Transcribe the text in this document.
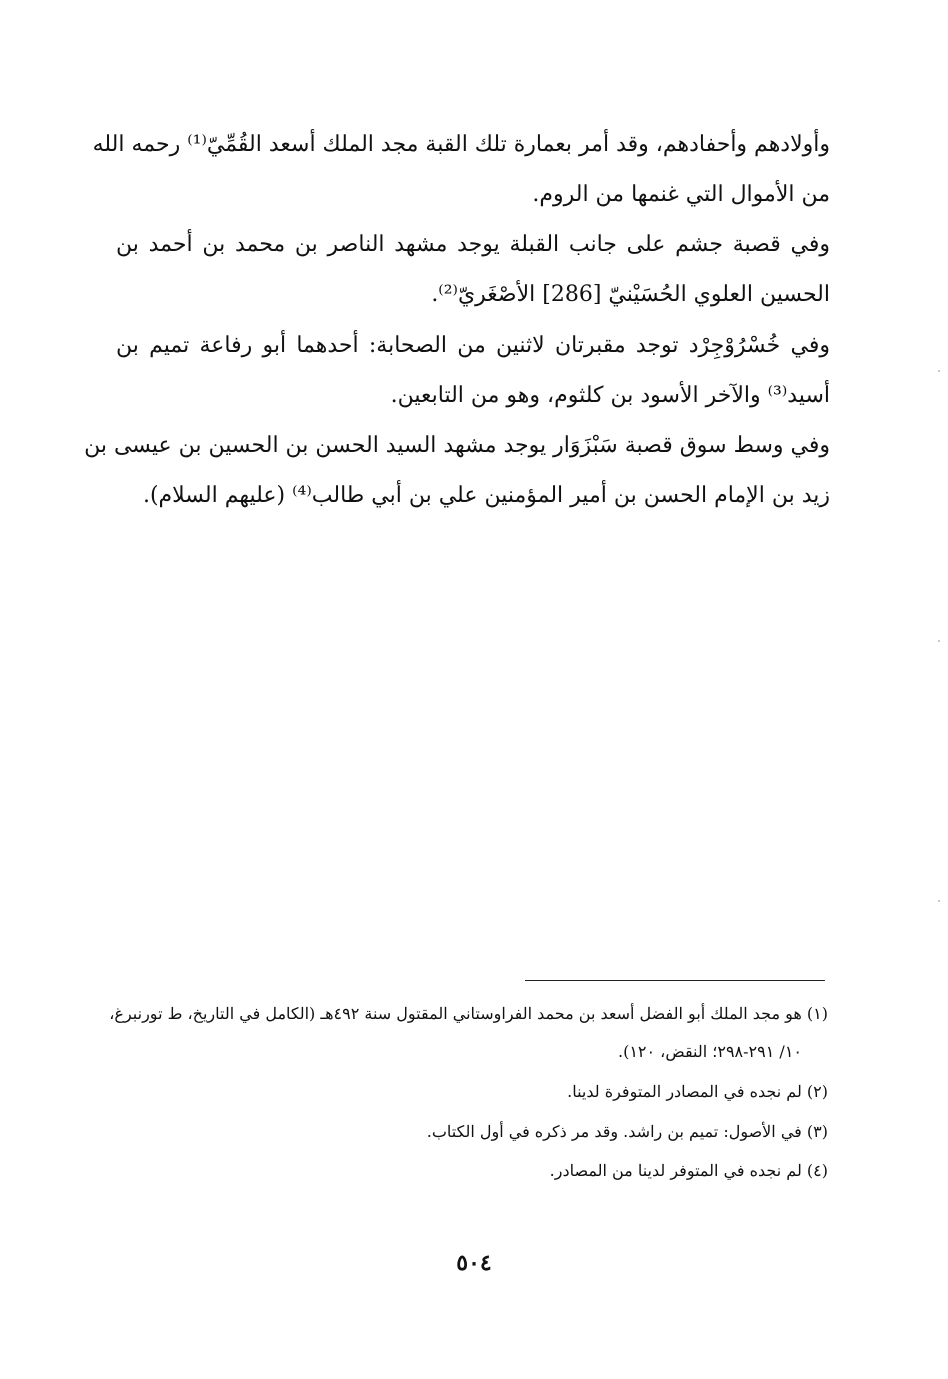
وأولادهم وأحفادهم، وقد أمر بعمارة تلك القبة مجد الملك أسعد القُمِّيّ⁽¹⁾ رحمه الله
من الأموال التي غنمها من الروم.
وفي قصبة جشم على جانب القبلة يوجد مشهد الناصر بن محمد بن أحمد بن
الحسين العلوي الحُسَيْنيّ [286] الأصْغَريّ⁽²⁾.
وفي خُسْرُوْجِرْد توجد مقبرتان لاثنين من الصحابة: أحدهما أبو رفاعة تميم بن
أسيد⁽³⁾ والآخر الأسود بن كلثوم، وهو من التابعين.
وفي وسط سوق قصبة سَبْزَوَار يوجد مشهد السيد الحسن بن الحسين بن عيسى بن
زيد بن الإمام الحسن بن أمير المؤمنين علي بن أبي طالب⁽⁴⁾ (عليهم السلام).
(١) هو مجد الملك أبو الفضل أسعد بن محمد الفراوستاني المقتول سنة ٤٩٢هـ (الكامل في التاريخ، ط تورنبرغ،
١٠/ ٢٩١-٢٩٨؛ النقض، ١٢٠).
(٢) لم نجده في المصادر المتوفرة لدينا.
(٣) في الأصول: تميم بن راشد. وقد مر ذكره في أول الكتاب.
(٤) لم نجده في المتوفر لدينا من المصادر.
٥٠٤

#### Task to carry out:
Make a word-for-word copy of the entries, without any pictures.

#### Result of the task:
Transcribe the text in this document.
وأولادهم وأحفادهم، وقد أمر بعمارة تلك القبة مجد الملك أسعد القُمِّيّ⁽¹⁾ رحمه الله
من الأموال التي غنمها من الروم.
وفي قصبة جشم على جانب القبلة يوجد مشهد الناصر بن محمد بن أحمد بن
الحسين العلوي الحُسَيْنيّ [286] الأصْغَريّ⁽²⁾.
وفي خُسْرُوْجِرْد توجد مقبرتان لاثنين من الصحابة: أحدهما أبو رفاعة تميم بن
أسيد⁽³⁾ والآخر الأسود بن كلثوم، وهو من التابعين.
وفي وسط سوق قصبة سَبْزَوَار يوجد مشهد السيد الحسن بن الحسين بن عيسى بن
زيد بن الإمام الحسن بن أمير المؤمنين علي بن أبي طالب⁽⁴⁾ (عليهم السلام).
(١) هو مجد الملك أبو الفضل أسعد بن محمد الفراوستاني المقتول سنة ٤٩٢هـ (الكامل في التاريخ، ط تورنبرغ،
١٠/ ٢٩١-٢٩٨؛ النقض، ١٢٠).
(٢) لم نجده في المصادر المتوفرة لدينا.
(٣) في الأصول: تميم بن راشد. وقد مر ذكره في أول الكتاب.
(٤) لم نجده في المتوفر لدينا من المصادر.
٥٠٤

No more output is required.